What you are asked to do: Within the lines below, find those that hold the string "curve" and copy each one.

Items from a figure collection:
===============

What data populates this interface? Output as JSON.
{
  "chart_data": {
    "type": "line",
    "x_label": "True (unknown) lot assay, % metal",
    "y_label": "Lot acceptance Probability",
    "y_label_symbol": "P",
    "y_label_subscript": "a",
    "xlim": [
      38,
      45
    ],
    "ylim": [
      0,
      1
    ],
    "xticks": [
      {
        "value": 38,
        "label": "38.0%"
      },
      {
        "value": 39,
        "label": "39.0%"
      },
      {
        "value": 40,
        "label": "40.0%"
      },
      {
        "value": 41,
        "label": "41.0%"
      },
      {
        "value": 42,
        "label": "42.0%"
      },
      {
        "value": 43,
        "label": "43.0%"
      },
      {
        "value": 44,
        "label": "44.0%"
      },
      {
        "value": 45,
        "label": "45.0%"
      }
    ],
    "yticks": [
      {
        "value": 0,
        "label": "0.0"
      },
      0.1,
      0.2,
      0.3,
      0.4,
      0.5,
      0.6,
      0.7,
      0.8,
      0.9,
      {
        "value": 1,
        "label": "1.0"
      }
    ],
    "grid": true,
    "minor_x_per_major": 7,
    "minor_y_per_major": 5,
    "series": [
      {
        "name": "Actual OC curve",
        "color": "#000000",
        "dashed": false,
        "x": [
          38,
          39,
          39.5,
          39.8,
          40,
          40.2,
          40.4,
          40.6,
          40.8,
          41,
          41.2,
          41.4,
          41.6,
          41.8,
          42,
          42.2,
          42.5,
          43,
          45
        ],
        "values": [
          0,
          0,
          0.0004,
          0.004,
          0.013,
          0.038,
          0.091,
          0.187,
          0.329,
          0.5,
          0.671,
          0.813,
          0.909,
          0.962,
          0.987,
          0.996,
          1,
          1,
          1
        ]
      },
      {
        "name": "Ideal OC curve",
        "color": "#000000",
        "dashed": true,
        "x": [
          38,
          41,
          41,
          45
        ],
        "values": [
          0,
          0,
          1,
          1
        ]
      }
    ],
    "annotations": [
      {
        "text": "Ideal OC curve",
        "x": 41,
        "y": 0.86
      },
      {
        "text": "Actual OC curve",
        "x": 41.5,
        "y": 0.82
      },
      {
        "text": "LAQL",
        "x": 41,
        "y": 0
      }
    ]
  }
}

===============

Solution to this exercise:
        "name": "Actual OC curve",
        "name": "Ideal OC curve",
        "text": "Ideal OC curve",
        "text": "Actual OC curve",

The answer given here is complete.